▸ TASK REQUIREMENTS
Starting at the line that contains "What data populates", transcribe every remaining line of the entries exactly, including the last one.

--- BEGIN RAW RECORDS ---

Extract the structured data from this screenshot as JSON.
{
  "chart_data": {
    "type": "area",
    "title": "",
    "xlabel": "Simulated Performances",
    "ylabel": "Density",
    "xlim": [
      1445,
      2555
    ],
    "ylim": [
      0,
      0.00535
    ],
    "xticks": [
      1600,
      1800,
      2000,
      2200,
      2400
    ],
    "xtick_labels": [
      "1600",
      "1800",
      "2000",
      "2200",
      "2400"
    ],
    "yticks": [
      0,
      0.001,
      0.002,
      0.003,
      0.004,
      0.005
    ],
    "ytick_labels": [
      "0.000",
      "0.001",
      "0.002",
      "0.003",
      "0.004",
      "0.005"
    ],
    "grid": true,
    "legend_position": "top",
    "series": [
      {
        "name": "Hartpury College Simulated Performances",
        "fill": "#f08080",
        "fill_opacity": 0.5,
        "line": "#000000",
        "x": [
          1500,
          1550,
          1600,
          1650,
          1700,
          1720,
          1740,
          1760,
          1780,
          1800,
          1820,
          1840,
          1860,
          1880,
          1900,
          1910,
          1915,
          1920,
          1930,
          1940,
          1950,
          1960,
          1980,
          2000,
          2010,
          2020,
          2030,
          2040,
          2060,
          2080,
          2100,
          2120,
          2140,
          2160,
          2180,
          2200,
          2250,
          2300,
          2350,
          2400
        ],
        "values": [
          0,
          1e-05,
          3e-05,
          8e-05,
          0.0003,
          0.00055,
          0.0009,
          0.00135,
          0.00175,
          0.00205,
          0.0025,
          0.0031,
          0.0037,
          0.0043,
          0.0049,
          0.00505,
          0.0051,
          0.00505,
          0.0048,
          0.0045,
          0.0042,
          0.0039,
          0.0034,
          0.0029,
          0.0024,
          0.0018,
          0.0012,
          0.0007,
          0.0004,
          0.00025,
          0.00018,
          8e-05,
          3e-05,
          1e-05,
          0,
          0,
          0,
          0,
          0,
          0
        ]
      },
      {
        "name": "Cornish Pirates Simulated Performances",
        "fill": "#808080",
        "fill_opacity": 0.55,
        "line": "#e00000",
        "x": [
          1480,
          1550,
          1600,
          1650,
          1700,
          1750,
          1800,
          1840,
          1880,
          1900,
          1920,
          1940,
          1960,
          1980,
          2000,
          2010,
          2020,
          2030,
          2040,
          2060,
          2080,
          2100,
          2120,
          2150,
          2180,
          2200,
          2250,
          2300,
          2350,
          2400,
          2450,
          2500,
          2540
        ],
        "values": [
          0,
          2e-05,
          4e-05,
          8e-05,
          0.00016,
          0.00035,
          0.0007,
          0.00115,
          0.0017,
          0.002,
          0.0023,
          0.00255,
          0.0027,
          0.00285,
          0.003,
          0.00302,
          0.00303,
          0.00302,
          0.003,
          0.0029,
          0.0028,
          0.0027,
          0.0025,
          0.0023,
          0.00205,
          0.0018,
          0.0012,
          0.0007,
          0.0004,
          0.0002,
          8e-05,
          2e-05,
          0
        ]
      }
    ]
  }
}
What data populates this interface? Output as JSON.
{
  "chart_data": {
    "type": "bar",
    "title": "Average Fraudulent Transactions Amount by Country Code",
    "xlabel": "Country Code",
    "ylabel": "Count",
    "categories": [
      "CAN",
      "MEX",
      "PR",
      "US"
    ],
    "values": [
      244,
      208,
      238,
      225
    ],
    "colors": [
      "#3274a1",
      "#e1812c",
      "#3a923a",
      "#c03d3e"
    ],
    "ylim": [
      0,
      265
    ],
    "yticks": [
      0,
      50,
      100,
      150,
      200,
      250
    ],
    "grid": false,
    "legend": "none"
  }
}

--- END RAW RECORDS ---

▸ SOLVED EXERCISE
What data populates this interface? Output as JSON.
{
  "chart_data": {
    "type": "bar",
    "title": "Average Fraudulent Transactions Amount by Country Code",
    "xlabel": "Country Code",
    "ylabel": "Count",
    "categories": [
      "CAN",
      "MEX",
      "PR",
      "US"
    ],
    "values": [
      244,
      208,
      238,
      225
    ],
    "colors": [
      "#3274a1",
      "#e1812c",
      "#3a923a",
      "#c03d3e"
    ],
    "ylim": [
      0,
      265
    ],
    "yticks": [
      0,
      50,
      100,
      150,
      200,
      250
    ],
    "grid": false,
    "legend": "none"
  }
}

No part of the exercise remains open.